EXCERPTED TEXT:

The right to issue round trip excursion tickets given to carriers by the Interstate Commerce Act carries with it the duty on the part of the carriers to exercise due diligence to prevent the use of such tickets by other than the original purchasers. Otherwise the Act would give to carriers the right to disregard the prohibition against preferences which it was one of the great purposes of the Act to render efficacious.Bitterman v. L. & N. R. Co., 207 U. S. 205, 28 Sup. Ct. R. (U. S.) 91, affg. s. c. 144 Fed. 34.

Carrier may issue special tickets at reduced rates, in consideration of special conditions therein.- Delaware, L. & W. R. Co. v. Frank, 110 Fed. 689.

A carrier may issue mileage, excursion or commutation tickets, or discontinue the same in a reasonable discretion.- Sprigg v. B. & O. R. Co., 8 Inters. Com R. 443.

PROBLEM DETAILS:
Please carry on the railroad ticket case notes above, starting after their last entry.

RECORDS SHOWN:
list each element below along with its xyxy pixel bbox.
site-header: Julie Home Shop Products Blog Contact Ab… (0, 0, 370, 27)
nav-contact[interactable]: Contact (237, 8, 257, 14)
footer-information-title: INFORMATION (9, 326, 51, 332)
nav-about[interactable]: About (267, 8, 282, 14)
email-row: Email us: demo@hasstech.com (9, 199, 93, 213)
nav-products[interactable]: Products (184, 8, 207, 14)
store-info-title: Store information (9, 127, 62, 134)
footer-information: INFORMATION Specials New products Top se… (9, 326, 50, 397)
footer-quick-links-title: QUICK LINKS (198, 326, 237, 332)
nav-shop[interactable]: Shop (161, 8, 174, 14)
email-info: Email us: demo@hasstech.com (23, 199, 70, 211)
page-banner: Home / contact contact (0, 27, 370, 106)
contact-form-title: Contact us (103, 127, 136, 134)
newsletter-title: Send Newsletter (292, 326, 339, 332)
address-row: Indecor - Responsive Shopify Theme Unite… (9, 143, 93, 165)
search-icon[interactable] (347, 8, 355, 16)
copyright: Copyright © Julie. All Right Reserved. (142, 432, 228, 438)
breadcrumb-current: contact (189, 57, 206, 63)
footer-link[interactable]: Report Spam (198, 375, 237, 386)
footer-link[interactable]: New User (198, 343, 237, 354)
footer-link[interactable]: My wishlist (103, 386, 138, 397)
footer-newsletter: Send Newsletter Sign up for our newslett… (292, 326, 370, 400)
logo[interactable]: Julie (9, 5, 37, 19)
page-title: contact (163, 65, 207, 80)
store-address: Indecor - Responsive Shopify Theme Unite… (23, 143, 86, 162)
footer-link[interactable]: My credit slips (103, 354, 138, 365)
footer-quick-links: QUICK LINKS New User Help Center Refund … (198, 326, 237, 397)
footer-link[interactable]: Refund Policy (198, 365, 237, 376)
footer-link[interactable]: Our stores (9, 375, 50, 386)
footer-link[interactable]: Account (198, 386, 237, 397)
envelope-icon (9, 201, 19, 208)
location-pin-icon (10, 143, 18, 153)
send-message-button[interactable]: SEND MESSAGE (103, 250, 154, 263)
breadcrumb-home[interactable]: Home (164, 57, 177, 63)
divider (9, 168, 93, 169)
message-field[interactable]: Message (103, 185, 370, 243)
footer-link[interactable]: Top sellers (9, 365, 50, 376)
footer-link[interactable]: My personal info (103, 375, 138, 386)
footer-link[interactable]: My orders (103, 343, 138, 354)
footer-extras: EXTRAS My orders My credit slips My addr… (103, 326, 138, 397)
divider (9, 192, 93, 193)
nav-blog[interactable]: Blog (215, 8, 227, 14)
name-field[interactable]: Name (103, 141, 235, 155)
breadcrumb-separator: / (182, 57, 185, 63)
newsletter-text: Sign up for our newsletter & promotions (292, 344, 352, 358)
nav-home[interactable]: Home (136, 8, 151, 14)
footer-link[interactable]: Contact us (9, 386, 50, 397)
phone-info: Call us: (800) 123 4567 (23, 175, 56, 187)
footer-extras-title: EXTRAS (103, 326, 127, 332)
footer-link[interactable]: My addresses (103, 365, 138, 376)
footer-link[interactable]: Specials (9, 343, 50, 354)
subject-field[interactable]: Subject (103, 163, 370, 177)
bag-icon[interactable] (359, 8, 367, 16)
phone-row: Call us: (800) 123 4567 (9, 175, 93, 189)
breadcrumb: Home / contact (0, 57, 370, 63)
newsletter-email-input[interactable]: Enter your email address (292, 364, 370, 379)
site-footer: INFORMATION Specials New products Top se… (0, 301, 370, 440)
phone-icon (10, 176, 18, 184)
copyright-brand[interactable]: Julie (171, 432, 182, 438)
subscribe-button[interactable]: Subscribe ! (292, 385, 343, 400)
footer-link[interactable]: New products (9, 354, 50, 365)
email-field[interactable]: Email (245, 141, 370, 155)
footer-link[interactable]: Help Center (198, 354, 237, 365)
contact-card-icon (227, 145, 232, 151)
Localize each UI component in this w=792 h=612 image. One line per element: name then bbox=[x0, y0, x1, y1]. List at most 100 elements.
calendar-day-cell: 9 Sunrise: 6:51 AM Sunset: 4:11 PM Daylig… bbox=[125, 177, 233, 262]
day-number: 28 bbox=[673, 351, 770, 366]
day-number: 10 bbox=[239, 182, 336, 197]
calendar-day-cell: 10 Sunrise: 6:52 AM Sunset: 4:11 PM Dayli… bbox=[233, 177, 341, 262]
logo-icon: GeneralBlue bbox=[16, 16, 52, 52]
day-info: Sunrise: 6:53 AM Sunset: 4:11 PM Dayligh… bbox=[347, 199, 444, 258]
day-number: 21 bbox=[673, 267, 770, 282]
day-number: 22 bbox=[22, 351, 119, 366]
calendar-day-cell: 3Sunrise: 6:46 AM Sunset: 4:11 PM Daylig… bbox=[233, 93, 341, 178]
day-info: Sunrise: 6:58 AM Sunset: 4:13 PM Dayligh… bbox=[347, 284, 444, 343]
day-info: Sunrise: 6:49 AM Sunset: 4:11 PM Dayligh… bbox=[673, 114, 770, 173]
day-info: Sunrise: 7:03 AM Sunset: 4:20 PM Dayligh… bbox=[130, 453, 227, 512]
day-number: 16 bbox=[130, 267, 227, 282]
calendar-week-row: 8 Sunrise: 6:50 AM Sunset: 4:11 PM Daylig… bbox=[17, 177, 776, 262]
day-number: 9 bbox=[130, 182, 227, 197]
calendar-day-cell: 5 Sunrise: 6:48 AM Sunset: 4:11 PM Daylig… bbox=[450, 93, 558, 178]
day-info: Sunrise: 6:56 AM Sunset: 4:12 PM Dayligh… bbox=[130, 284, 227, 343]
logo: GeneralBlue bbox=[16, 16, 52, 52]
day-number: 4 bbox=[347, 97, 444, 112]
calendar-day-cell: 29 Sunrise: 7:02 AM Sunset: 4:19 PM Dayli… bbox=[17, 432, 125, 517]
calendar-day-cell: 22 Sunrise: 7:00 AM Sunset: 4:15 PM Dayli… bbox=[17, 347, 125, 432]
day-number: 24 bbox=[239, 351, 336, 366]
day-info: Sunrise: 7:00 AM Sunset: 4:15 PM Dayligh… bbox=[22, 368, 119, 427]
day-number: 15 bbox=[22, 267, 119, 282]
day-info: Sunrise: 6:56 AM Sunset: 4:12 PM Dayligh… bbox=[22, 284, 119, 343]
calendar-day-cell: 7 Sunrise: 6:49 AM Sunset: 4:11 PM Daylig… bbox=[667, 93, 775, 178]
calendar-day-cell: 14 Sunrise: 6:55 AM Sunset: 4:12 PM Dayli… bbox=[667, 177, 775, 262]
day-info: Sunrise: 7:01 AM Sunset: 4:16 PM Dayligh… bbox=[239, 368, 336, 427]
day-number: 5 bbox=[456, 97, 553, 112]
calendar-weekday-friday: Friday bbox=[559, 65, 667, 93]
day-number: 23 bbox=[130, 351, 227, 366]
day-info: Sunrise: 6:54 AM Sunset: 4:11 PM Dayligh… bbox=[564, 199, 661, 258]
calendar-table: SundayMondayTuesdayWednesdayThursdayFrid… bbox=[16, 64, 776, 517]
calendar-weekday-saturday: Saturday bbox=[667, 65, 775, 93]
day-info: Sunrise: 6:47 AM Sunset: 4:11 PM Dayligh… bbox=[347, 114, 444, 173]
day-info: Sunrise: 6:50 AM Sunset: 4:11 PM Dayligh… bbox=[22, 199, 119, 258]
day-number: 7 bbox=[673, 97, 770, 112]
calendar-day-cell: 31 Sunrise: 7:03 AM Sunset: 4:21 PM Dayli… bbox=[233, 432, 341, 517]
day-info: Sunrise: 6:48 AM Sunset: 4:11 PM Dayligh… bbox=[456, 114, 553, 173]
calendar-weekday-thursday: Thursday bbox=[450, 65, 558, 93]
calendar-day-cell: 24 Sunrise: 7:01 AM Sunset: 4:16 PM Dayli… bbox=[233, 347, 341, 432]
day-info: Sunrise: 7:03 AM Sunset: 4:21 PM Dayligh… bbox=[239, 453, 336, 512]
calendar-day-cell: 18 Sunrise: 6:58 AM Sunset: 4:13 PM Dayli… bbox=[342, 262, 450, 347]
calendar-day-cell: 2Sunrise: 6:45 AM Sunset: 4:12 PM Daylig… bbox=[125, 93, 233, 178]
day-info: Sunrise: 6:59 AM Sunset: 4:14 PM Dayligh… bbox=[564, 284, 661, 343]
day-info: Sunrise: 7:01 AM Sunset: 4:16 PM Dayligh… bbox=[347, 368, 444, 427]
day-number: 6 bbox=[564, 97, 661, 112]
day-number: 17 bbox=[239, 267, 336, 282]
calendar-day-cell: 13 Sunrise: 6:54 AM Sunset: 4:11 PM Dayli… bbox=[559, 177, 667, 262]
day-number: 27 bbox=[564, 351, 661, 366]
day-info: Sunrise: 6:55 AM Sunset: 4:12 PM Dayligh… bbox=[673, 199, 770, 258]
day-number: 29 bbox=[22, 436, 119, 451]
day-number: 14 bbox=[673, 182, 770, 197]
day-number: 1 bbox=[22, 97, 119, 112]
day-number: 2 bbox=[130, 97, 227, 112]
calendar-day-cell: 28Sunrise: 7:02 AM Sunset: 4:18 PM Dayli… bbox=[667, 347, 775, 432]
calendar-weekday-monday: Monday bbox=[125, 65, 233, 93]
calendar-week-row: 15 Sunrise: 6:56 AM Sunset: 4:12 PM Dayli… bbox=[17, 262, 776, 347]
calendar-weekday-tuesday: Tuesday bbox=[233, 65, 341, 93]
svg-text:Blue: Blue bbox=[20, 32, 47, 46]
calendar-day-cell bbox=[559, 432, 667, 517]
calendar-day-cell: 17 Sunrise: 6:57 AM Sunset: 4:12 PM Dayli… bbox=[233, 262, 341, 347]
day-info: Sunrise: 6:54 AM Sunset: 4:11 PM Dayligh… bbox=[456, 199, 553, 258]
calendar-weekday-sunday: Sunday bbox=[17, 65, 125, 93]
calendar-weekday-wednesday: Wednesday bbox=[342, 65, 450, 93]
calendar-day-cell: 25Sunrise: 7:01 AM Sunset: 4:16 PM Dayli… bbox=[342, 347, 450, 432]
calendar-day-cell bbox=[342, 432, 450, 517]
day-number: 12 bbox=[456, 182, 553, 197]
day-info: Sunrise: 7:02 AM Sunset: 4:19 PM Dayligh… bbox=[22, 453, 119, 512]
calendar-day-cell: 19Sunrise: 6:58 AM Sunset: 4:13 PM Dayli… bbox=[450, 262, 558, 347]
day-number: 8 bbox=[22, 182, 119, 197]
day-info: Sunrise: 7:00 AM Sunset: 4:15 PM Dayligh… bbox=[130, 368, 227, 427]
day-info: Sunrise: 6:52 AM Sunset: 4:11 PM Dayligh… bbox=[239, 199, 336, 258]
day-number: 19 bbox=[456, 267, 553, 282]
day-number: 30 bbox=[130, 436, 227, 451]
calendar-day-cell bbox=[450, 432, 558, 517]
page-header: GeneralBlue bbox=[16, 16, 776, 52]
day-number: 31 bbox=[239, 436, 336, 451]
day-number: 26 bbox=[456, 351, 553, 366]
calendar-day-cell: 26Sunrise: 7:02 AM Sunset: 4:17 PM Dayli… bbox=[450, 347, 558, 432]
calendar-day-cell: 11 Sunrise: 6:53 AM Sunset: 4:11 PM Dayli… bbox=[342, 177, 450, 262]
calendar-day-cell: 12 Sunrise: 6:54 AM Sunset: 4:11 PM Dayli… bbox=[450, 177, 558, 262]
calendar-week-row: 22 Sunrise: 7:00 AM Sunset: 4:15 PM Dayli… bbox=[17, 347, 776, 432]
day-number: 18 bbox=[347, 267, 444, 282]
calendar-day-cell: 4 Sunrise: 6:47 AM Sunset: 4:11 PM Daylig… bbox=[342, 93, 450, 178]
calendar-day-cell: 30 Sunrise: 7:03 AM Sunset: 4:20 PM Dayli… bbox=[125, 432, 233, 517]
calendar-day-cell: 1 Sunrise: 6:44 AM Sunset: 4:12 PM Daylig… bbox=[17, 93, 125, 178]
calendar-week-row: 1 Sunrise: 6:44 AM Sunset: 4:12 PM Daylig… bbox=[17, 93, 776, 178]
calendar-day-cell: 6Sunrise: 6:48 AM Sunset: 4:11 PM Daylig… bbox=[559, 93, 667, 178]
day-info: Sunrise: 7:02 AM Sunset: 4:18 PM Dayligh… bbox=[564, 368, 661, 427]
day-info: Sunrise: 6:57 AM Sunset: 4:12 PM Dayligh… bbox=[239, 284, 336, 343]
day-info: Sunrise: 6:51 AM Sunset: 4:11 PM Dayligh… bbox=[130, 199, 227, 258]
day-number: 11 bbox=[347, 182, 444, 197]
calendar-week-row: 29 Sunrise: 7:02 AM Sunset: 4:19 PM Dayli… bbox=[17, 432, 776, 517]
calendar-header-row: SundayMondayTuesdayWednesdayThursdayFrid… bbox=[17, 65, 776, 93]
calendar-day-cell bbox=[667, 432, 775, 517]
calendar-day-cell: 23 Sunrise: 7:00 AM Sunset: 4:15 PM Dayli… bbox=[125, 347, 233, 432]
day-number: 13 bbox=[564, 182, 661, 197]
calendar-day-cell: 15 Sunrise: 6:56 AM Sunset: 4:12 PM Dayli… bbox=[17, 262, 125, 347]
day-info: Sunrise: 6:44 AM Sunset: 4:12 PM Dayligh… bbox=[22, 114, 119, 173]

EXERCISE RESULT:
A mileage book, not good for any trip which passes through another state (e. g. Pennsylvania), is good for the portion of the trip which lies wholly within this state.- Horton v. Erie R. Co., 86 App. Div. (N. Y.) 379, 83 N. Y. Supp. 733, 65 App. Div. (N. Y.) 587, 72 N. Y. Supp. 1018.

A railroad company, required by law to issue mileage books, cannot impose arbitrary conditions on such issuance.- Trolan v. N. Y. C. & H. R. Co., 31 App. Div. (N. Y.) 320, 52 N. Y. Supp. 257.

Under a statute requiring railroads to issue mileage books, there is no consideration for a contemporaneous agreement contained in such books that the passenger will exchange such coupons for a ticket at a station, and the refusal of a conductor to accept such a mileage book for transportation subjects the carrier to a penalty.- Corcoran v. N. Y. C. & H. R. Co., 25 App. Div. (N. Y.) 479, 49 N. Y. Supp. 701; affd. 164 N. Y. 587, 58 N. E. 1086.

Under a statute requiring the issuance of mileage books by railroads, a railroad company cannot, as condition to the issuing of the book, require the purchaser to subscribe his name to a condition in such book, to the effect that if the ticket be presented by any person other than the one named in the ticket the same should be forfeited and taken up by the agent or conductor to whom it might be presented.— Watson v. N. Y. Ont. & W. R. Co., 24 Misc. (N. Y.) 628, 28 N. Y. Supp. 84.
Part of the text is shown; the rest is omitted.